_Your objective_
All of the data below should be written out exactly.

Stored items from a collection:
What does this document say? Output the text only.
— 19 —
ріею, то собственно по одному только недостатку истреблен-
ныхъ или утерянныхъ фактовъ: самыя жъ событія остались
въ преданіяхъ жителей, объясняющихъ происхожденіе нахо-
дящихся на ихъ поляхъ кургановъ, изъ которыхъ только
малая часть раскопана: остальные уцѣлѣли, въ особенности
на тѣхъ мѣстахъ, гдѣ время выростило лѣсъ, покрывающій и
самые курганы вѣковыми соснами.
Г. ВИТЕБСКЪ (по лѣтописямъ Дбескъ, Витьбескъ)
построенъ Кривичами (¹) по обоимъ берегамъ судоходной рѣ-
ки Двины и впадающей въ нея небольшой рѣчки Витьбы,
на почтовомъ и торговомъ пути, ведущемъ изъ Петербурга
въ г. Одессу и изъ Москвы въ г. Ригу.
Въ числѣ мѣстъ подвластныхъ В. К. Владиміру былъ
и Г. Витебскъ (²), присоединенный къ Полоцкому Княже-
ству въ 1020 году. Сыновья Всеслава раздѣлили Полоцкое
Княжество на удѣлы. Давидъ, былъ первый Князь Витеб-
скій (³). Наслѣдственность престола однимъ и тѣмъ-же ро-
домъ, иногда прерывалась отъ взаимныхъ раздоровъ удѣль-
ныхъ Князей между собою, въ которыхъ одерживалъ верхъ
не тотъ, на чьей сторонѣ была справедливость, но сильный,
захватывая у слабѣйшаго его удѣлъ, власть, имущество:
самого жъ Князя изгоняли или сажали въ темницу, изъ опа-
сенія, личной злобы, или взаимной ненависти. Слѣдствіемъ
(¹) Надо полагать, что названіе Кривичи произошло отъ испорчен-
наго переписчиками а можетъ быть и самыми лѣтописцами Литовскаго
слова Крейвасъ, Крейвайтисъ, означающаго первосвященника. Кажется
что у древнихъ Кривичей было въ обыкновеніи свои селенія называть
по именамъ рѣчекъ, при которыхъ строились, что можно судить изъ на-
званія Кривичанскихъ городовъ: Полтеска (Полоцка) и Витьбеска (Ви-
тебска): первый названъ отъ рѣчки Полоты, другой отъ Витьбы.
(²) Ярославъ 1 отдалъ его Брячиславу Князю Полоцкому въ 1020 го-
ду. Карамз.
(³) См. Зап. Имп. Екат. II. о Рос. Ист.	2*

_In response_
What does this document say? Output the text only.
— 19 —
ріею, то собственно по одному только недостатку истреблен-
ныхъ или утерянныхъ фактовъ: самыя жъ событія остались
въ преданіяхъ жителей, объясняющихъ происхожденіе нахо-
дящихся на ихъ поляхъ кургановъ, изъ которыхъ только
малая часть раскопана: остальные уцѣлѣли, въ особенности
на тѣхъ мѣстахъ, гдѣ время выростило лѣсъ, покрывающій и
самые курганы вѣковыми соснами.
Г. ВИТЕБСКЪ (по лѣтописямъ Дбескъ, Витьбескъ)
построенъ Кривичами (¹) по обоимъ берегамъ судоходной рѣ-
ки Двины и впадающей въ нея небольшой рѣчки Витьбы,
на почтовомъ и торговомъ пути, ведущемъ изъ Петербурга
въ г. Одессу и изъ Москвы въ г. Ригу.
Въ числѣ мѣстъ подвластныхъ В. К. Владиміру былъ
и Г. Витебскъ (²), присоединенный къ Полоцкому Княже-
ству въ 1020 году. Сыновья Всеслава раздѣлили Полоцкое
Княжество на удѣлы. Давидъ, былъ первый Князь Витеб-
скій (³). Наслѣдственность престола однимъ и тѣмъ-же ро-
домъ, иногда прерывалась отъ взаимныхъ раздоровъ удѣль-
ныхъ Князей между собою, въ которыхъ одерживалъ верхъ
не тотъ, на чьей сторонѣ была справедливость, но сильный,
захватывая у слабѣйшаго его удѣлъ, власть, имущество:
самого жъ Князя изгоняли или сажали въ темницу, изъ опа-
сенія, личной злобы, или взаимной ненависти. Слѣдствіемъ
(¹) Надо полагать, что названіе Кривичи произошло отъ испорчен-
наго переписчиками а можетъ быть и самыми лѣтописцами Литовскаго
слова Крейвасъ, Крейвайтисъ, означающаго первосвященника. Кажется
что у древнихъ Кривичей было въ обыкновеніи свои селенія называть
по именамъ рѣчекъ, при которыхъ строились, что можно судить изъ на-
званія Кривичанскихъ городовъ: Полтеска (Полоцка) и Витьбеска (Ви-
тебска): первый названъ отъ рѣчки Полоты, другой отъ Витьбы.
(²) Ярославъ 1 отдалъ его Брячиславу Князю Полоцкому въ 1020 го-
ду. Карамз.
(³) См. Зап. Имп. Екат. II. о Рос. Ист.	2*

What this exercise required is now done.